***** Given data *****

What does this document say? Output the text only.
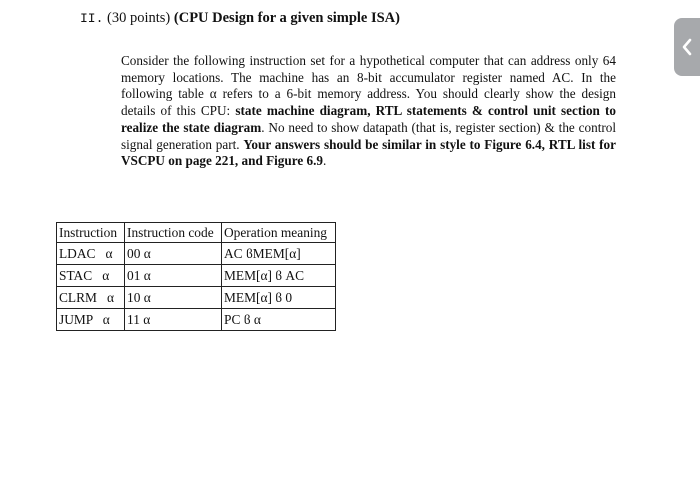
II. (30 points) (CPU Design for a given simple ISA)
Consider the following instruction set for a hypothetical computer that can address only 64 memory locations. The machine has an 8-bit accumulator register named AC. In the following table α refers to a 6-bit memory address. You should clearly show the design details of this CPU: state machine diagram, RTL statements & control unit section to realize the state diagram. No need to show datapath (that is, register section) & the control signal generation part. Your answers should be similar in style to Figure 6.4, RTL list for VSCPU on page 221, and Figure 6.9.
Instruction	Instruction code	Operation meaning
LDAC   α	00 α	AC ϐMEM[α]
STAC   α	01 α	MEM[α] ϐ AC
CLRM   α	10 α	MEM[α] ϐ 0
JUMP   α	11 α	PC ϐ α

*****

● Objective: Return all of the data exactly as written, and drop the pictures.

● Answer for the task:
What does this document say? Output the text only.
II. (30 points) (CPU Design for a given simple ISA)
Consider the following instruction set for a hypothetical computer that can address only 64 memory locations. The machine has an 8-bit accumulator register named AC. In the following table α refers to a 6-bit memory address. You should clearly show the design details of this CPU: state machine diagram, RTL statements & control unit section to realize the state diagram. No need to show datapath (that is, register section) & the control signal generation part. Your answers should be similar in style to Figure 6.4, RTL list for VSCPU on page 221, and Figure 6.9.
Instruction	Instruction code	Operation meaning
LDAC   α	00 α	AC ϐMEM[α]
STAC   α	01 α	MEM[α] ϐ AC
CLRM   α	10 α	MEM[α] ϐ 0
JUMP   α	11 α	PC ϐ α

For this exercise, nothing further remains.